| Dataset |
========================================

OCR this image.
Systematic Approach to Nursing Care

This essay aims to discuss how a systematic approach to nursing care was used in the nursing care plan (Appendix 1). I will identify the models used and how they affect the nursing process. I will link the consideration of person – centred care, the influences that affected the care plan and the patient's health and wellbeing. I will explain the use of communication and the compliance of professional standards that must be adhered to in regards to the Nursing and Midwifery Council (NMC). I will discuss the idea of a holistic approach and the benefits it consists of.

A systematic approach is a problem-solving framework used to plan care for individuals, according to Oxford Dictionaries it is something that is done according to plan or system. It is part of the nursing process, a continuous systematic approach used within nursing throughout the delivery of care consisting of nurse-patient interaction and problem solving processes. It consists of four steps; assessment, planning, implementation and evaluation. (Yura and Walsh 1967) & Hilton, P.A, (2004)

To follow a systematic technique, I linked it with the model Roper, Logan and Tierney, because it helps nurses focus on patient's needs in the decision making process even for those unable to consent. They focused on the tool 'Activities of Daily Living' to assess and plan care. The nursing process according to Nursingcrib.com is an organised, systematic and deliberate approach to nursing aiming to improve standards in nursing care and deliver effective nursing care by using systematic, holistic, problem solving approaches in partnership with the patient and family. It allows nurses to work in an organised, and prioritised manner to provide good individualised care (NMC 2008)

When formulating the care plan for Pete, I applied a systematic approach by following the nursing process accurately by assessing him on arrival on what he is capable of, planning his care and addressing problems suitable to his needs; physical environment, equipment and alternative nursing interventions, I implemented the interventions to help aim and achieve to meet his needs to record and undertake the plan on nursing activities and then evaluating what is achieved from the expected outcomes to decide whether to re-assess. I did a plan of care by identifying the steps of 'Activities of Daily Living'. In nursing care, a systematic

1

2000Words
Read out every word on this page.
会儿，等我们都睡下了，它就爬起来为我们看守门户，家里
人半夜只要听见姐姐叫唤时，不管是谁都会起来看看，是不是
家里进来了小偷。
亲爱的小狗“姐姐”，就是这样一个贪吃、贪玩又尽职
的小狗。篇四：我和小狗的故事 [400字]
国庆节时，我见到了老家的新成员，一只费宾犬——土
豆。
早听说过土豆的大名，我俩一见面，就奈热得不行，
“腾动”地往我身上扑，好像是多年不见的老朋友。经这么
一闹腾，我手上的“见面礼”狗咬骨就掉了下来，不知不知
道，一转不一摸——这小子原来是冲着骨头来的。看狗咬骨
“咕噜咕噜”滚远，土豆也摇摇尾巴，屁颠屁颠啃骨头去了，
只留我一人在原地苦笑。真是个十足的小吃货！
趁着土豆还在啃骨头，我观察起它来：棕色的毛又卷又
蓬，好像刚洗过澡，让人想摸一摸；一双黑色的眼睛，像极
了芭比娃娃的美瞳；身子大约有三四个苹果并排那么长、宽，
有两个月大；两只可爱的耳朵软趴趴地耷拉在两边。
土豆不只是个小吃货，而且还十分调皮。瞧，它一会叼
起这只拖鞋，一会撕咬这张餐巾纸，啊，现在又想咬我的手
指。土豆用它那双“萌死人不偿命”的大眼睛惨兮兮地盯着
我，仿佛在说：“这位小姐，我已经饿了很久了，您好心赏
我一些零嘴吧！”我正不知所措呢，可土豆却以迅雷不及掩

========================================

| Goal of the exercise |
Transcribe the material above word for word.

| Task result |
OCR this image.
Systematic Approach to Nursing Care

This essay aims to discuss how a systematic approach to nursing care was used in the nursing care plan (Appendix 1). I will identify the models used and how they affect the nursing process. I will link the consideration of person – centred care, the influences that affected the care plan and the patient's health and wellbeing. I will explain the use of communication and the compliance of professional standards that must be adhered to in regards to the Nursing and Midwifery Council (NMC). I will discuss the idea of a holistic approach and the benefits it consists of.

A systematic approach is a problem-solving framework used to plan care for individuals, according to Oxford Dictionaries it is something that is done according to plan or system. It is part of the nursing process, a continuous systematic approach used within nursing throughout the delivery of care consisting of nurse-patient interaction and problem solving processes. It consists of four steps; assessment, planning, implementation and evaluation. (Yura and Walsh 1967) & Hilton, P.A, (2004)

To follow a systematic technique, I linked it with the model Roper, Logan and Tierney, because it helps nurses focus on patient's needs in the decision making process even for those unable to consent. They focused on the tool 'Activities of Daily Living' to assess and plan care. The nursing process according to Nursingcrib.com is an organised, systematic and deliberate approach to nursing aiming to improve standards in nursing care and deliver effective nursing care by using systematic, holistic, problem solving approaches in partnership with the patient and family. It allows nurses to work in an organised, and prioritised manner to provide good individualised care (NMC 2008)

When formulating the care plan for Pete, I applied a systematic approach by following the nursing process accurately by assessing him on arrival on what he is capable of, planning his care and addressing problems suitable to his needs; physical environment, equipment and alternative nursing interventions, I implemented the interventions to help aim and achieve to meet his needs to record and undertake the plan on nursing activities and then evaluating what is achieved from the expected outcomes to decide whether to re-assess. I did a plan of care by identifying the steps of 'Activities of Daily Living'. In nursing care, a systematic

1

2000Words
Read out every word on this page.
会儿，等我们都睡下了，它就爬起来为我们看守门户，家里
人半夜只要听见姐姐叫唤时，不管是谁都会起来看看，是不是
家里进来了小偷。
亲爱的小狗“姐姐”，就是这样一个贪吃、贪玩又尽职
的小狗。篇四：我和小狗的故事 [400字]
国庆节时，我见到了老家的新成员，一只费宾犬——土
豆。
早听说过土豆的大名，我俩一见面，就奈热得不行，
“腾动”地往我身上扑，好像是多年不见的老朋友。经这么
一闹腾，我手上的“见面礼”狗咬骨就掉了下来，不知不知
道，一转不一摸——这小子原来是冲着骨头来的。看狗咬骨
“咕噜咕噜”滚远，土豆也摇摇尾巴，屁颠屁颠啃骨头去了，
只留我一人在原地苦笑。真是个十足的小吃货！
趁着土豆还在啃骨头，我观察起它来：棕色的毛又卷又
蓬，好像刚洗过澡，让人想摸一摸；一双黑色的眼睛，像极
了芭比娃娃的美瞳；身子大约有三四个苹果并排那么长、宽，
有两个月大；两只可爱的耳朵软趴趴地耷拉在两边。
土豆不只是个小吃货，而且还十分调皮。瞧，它一会叼
起这只拖鞋，一会撕咬这张餐巾纸，啊，现在又想咬我的手
指。土豆用它那双“萌死人不偿命”的大眼睛惨兮兮地盯着
我，仿佛在说：“这位小姐，我已经饿了很久了，您好心赏
我一些零嘴吧！”我正不知所措呢，可土豆却以迅雷不及掩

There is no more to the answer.